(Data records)
-- -- --
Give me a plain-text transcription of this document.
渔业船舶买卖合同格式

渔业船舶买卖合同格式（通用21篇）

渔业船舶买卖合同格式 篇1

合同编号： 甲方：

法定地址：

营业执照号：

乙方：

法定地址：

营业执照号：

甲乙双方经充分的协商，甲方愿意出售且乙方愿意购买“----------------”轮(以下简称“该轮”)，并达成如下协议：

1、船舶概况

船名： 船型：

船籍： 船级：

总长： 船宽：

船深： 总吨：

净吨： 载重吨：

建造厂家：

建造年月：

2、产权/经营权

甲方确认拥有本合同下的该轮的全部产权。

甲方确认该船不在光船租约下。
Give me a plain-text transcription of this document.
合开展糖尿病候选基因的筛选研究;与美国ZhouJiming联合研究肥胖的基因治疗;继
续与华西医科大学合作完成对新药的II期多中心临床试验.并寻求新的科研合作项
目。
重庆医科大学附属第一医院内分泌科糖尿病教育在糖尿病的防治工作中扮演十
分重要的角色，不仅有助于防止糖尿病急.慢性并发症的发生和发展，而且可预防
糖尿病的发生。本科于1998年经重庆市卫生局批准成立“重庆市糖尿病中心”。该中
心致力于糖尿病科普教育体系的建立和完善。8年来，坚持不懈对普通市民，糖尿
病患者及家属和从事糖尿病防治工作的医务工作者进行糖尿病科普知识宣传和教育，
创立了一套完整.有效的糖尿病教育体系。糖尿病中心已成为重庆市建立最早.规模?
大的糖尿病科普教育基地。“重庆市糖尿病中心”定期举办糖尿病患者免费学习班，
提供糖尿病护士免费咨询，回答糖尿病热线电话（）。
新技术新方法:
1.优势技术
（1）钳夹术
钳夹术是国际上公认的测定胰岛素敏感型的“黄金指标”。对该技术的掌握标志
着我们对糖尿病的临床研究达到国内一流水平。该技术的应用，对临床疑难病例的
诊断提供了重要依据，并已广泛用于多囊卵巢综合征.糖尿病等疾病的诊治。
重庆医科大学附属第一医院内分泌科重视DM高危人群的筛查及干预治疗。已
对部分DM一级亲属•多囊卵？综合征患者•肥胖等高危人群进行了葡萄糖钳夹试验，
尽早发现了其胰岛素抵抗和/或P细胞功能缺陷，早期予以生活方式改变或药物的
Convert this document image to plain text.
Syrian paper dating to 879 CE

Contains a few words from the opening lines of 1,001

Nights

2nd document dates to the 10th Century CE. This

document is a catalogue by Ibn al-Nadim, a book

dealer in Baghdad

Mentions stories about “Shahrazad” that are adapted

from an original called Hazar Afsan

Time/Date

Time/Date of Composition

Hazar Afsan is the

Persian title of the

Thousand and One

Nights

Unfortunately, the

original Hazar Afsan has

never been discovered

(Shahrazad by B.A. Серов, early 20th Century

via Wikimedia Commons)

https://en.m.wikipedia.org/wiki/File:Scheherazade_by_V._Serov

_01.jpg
-- -- --
| Work instructions |
Give the listing above again, word for word.

| Response to this exercise |
Give me a plain-text transcription of this document.
渔业船舶买卖合同格式

渔业船舶买卖合同格式（通用21篇）

渔业船舶买卖合同格式 篇1

合同编号： 甲方：

法定地址：

营业执照号：

乙方：

法定地址：

营业执照号：

甲乙双方经充分的协商，甲方愿意出售且乙方愿意购买“----------------”轮(以下简称“该轮”)，并达成如下协议：

1、船舶概况

船名： 船型：

船籍： 船级：

总长： 船宽：

船深： 总吨：

净吨： 载重吨：

建造厂家：

建造年月：

2、产权/经营权

甲方确认拥有本合同下的该轮的全部产权。

甲方确认该船不在光船租约下。
Give me a plain-text transcription of this document.
合开展糖尿病候选基因的筛选研究;与美国ZhouJiming联合研究肥胖的基因治疗;继
续与华西医科大学合作完成对新药的II期多中心临床试验.并寻求新的科研合作项
目。
重庆医科大学附属第一医院内分泌科糖尿病教育在糖尿病的防治工作中扮演十
分重要的角色，不仅有助于防止糖尿病急.慢性并发症的发生和发展，而且可预防
糖尿病的发生。本科于1998年经重庆市卫生局批准成立“重庆市糖尿病中心”。该中
心致力于糖尿病科普教育体系的建立和完善。8年来，坚持不懈对普通市民，糖尿
病患者及家属和从事糖尿病防治工作的医务工作者进行糖尿病科普知识宣传和教育，
创立了一套完整.有效的糖尿病教育体系。糖尿病中心已成为重庆市建立最早.规模?
大的糖尿病科普教育基地。“重庆市糖尿病中心”定期举办糖尿病患者免费学习班，
提供糖尿病护士免费咨询，回答糖尿病热线电话（）。
新技术新方法:
1.优势技术
（1）钳夹术
钳夹术是国际上公认的测定胰岛素敏感型的“黄金指标”。对该技术的掌握标志
着我们对糖尿病的临床研究达到国内一流水平。该技术的应用，对临床疑难病例的
诊断提供了重要依据，并已广泛用于多囊卵巢综合征.糖尿病等疾病的诊治。
重庆医科大学附属第一医院内分泌科重视DM高危人群的筛查及干预治疗。已
对部分DM一级亲属•多囊卵？综合征患者•肥胖等高危人群进行了葡萄糖钳夹试验，
尽早发现了其胰岛素抵抗和/或P细胞功能缺陷，早期予以生活方式改变或药物的
Convert this document image to plain text.
Syrian paper dating to 879 CE

Contains a few words from the opening lines of 1,001

Nights

2nd document dates to the 10th Century CE. This

document is a catalogue by Ibn al-Nadim, a book

dealer in Baghdad

Mentions stories about “Shahrazad” that are adapted

from an original called Hazar Afsan

Time/Date

Time/Date of Composition

Hazar Afsan is the

Persian title of the

Thousand and One

Nights

Unfortunately, the

original Hazar Afsan has

never been discovered

(Shahrazad by B.A. Серов, early 20th Century

via Wikimedia Commons)

https://en.m.wikipedia.org/wiki/File:Scheherazade_by_V._Serov

_01.jpg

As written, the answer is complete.